Leave out any picture and return the remaining listing below exactly as given.
** start of TASK DATA **
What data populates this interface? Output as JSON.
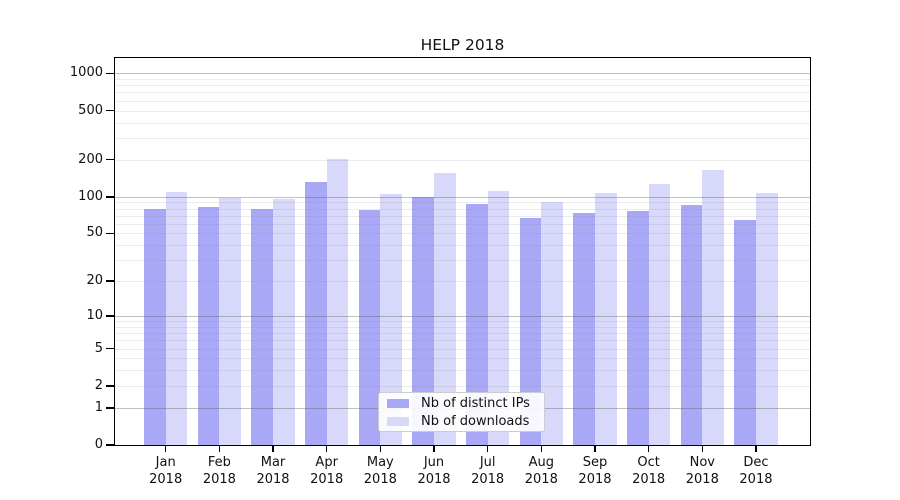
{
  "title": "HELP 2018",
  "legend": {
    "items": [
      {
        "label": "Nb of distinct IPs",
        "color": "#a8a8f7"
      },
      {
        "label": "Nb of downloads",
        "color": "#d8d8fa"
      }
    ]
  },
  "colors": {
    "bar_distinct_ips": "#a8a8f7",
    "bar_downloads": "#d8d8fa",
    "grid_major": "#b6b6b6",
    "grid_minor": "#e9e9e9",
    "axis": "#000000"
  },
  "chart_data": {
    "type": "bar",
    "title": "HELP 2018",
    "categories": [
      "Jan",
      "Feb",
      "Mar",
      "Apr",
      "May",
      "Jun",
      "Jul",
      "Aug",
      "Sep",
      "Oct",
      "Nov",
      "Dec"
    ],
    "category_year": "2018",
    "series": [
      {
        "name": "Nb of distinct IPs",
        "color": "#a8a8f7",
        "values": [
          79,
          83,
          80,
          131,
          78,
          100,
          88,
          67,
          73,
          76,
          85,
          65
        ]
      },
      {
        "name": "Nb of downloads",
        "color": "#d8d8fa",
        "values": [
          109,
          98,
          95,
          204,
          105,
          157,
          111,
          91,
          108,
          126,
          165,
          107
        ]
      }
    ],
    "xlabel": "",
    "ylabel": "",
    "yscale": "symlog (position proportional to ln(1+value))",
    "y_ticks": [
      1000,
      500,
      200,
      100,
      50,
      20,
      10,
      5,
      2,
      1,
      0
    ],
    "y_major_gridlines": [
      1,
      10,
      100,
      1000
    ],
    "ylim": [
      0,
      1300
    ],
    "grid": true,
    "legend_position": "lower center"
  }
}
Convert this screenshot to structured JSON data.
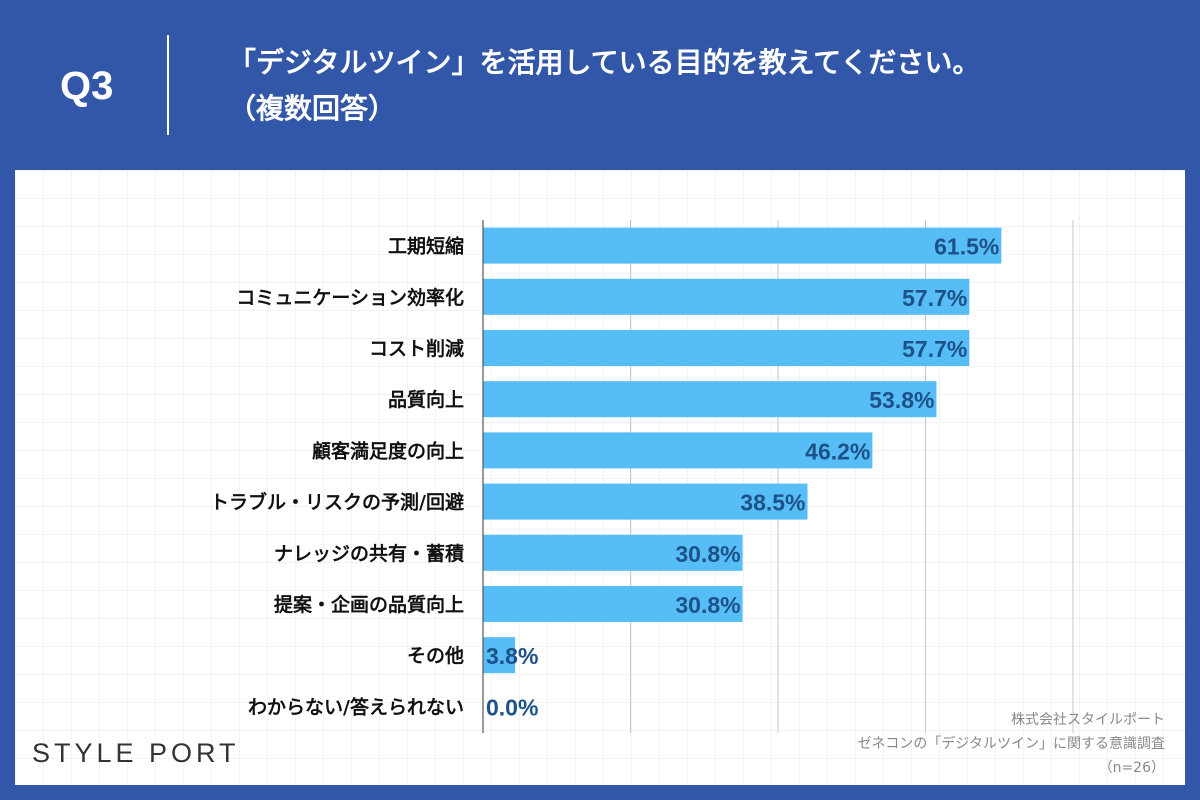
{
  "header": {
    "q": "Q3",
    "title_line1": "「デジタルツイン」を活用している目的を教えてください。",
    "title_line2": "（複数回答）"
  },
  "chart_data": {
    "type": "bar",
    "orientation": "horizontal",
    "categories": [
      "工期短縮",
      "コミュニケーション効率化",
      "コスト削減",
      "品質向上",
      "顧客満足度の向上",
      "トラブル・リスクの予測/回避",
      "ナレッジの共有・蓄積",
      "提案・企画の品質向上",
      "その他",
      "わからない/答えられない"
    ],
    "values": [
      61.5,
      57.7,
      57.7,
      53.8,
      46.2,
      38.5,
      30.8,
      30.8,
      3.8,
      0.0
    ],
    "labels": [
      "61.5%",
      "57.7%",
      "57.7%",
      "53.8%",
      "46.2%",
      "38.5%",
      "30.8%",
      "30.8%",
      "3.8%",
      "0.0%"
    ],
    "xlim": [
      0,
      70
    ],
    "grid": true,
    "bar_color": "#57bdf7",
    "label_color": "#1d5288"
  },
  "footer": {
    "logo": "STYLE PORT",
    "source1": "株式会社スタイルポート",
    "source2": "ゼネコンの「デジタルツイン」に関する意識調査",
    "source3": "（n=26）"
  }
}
** end of TASK DATA **
ANSWER TO THIS EXERCISE:
What data populates this interface? Output as JSON.
{
  "title": "HELP 2018",
  "legend": {
    "items": [
      {
        "label": "Nb of distinct IPs",
        "color": "#a8a8f7"
      },
      {
        "label": "Nb of downloads",
        "color": "#d8d8fa"
      }
    ]
  },
  "colors": {
    "bar_distinct_ips": "#a8a8f7",
    "bar_downloads": "#d8d8fa",
    "grid_major": "#b6b6b6",
    "grid_minor": "#e9e9e9",
    "axis": "#000000"
  },
  "chart_data": {
    "type": "bar",
    "title": "HELP 2018",
    "categories": [
      "Jan",
      "Feb",
      "Mar",
      "Apr",
      "May",
      "Jun",
      "Jul",
      "Aug",
      "Sep",
      "Oct",
      "Nov",
      "Dec"
    ],
    "category_year": "2018",
    "series": [
      {
        "name": "Nb of distinct IPs",
        "color": "#a8a8f7",
        "values": [
          79,
          83,
          80,
          131,
          78,
          100,
          88,
          67,
          73,
          76,
          85,
          65
        ]
      },
      {
        "name": "Nb of downloads",
        "color": "#d8d8fa",
        "values": [
          109,
          98,
          95,
          204,
          105,
          157,
          111,
          91,
          108,
          126,
          165,
          107
        ]
      }
    ],
    "xlabel": "",
    "ylabel": "",
    "yscale": "symlog (position proportional to ln(1+value))",
    "y_ticks": [
      1000,
      500,
      200,
      100,
      50,
      20,
      10,
      5,
      2,
      1,
      0
    ],
    "y_major_gridlines": [
      1,
      10,
      100,
      1000
    ],
    "ylim": [
      0,
      1300
    ],
    "grid": true,
    "legend_position": "lower center"
  }
}
Convert this screenshot to structured JSON data.
{
  "header": {
    "q": "Q3",
    "title_line1": "「デジタルツイン」を活用している目的を教えてください。",
    "title_line2": "（複数回答）"
  },
  "chart_data": {
    "type": "bar",
    "orientation": "horizontal",
    "categories": [
      "工期短縮",
      "コミュニケーション効率化",
      "コスト削減",
      "品質向上",
      "顧客満足度の向上",
      "トラブル・リスクの予測/回避",
      "ナレッジの共有・蓄積",
      "提案・企画の品質向上",
      "その他",
      "わからない/答えられない"
    ],
    "values": [
      61.5,
      57.7,
      57.7,
      53.8,
      46.2,
      38.5,
      30.8,
      30.8,
      3.8,
      0.0
    ],
    "labels": [
      "61.5%",
      "57.7%",
      "57.7%",
      "53.8%",
      "46.2%",
      "38.5%",
      "30.8%",
      "30.8%",
      "3.8%",
      "0.0%"
    ],
    "xlim": [
      0,
      70
    ],
    "grid": true,
    "bar_color": "#57bdf7",
    "label_color": "#1d5288"
  },
  "footer": {
    "logo": "STYLE PORT",
    "source1": "株式会社スタイルポート",
    "source2": "ゼネコンの「デジタルツイン」に関する意識調査",
    "source3": "（n=26）"
  }
}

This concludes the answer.